<<<<
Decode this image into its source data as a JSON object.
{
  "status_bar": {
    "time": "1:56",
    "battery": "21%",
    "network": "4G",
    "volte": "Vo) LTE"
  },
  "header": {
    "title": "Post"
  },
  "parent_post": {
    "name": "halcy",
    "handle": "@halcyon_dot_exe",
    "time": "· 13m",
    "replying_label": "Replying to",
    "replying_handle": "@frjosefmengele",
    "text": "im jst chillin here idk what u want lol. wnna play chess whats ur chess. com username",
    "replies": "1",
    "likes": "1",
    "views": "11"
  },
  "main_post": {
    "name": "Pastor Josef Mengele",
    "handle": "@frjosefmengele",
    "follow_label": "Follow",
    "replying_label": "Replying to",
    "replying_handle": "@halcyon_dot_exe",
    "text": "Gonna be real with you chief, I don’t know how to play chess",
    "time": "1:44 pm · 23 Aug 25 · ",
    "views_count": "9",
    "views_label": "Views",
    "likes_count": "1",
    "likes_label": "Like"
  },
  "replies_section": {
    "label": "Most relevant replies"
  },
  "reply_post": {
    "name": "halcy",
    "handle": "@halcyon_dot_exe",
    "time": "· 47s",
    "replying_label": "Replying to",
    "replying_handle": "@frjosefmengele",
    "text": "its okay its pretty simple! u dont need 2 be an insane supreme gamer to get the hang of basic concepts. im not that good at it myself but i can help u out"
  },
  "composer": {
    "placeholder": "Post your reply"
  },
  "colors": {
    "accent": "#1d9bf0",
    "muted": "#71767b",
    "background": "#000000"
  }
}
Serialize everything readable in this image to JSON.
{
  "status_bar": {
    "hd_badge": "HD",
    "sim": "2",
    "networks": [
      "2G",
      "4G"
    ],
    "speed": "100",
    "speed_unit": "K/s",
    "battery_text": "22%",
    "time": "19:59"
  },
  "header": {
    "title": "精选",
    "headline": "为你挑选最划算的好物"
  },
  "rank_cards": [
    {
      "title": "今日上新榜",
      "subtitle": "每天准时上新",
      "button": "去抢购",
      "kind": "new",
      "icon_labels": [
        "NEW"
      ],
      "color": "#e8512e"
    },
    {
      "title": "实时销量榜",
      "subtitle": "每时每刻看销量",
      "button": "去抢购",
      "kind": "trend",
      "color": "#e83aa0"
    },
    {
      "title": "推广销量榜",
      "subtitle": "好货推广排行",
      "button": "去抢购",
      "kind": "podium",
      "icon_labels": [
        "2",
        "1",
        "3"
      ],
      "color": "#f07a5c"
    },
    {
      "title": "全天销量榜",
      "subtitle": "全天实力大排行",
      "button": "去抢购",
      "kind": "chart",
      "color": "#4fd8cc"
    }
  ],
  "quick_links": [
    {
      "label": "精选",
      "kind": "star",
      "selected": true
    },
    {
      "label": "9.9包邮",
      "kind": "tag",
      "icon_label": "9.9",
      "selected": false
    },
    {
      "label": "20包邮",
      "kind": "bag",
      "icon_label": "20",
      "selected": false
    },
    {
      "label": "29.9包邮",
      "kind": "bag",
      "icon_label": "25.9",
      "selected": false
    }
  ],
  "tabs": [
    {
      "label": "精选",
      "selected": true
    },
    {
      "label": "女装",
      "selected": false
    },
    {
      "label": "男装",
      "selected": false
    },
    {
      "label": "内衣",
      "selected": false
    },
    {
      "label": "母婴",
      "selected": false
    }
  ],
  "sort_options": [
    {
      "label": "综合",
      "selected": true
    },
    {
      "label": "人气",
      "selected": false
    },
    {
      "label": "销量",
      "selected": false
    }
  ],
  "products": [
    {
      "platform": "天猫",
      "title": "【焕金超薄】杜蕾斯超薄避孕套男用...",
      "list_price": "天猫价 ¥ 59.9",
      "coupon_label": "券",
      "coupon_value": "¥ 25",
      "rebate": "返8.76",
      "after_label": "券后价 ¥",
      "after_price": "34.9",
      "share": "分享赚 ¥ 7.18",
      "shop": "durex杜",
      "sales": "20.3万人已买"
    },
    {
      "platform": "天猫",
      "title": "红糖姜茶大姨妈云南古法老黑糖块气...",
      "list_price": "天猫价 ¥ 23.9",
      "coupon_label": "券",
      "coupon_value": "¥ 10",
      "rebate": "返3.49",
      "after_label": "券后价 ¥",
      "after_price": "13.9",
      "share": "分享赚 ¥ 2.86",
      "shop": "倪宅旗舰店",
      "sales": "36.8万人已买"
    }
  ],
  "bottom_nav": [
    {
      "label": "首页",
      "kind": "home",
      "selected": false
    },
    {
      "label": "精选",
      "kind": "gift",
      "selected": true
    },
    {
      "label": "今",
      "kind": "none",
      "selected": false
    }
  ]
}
>>>>
> What is asked: State the count of lines that contain the string "play". Nothing else is needed.

> Result: 2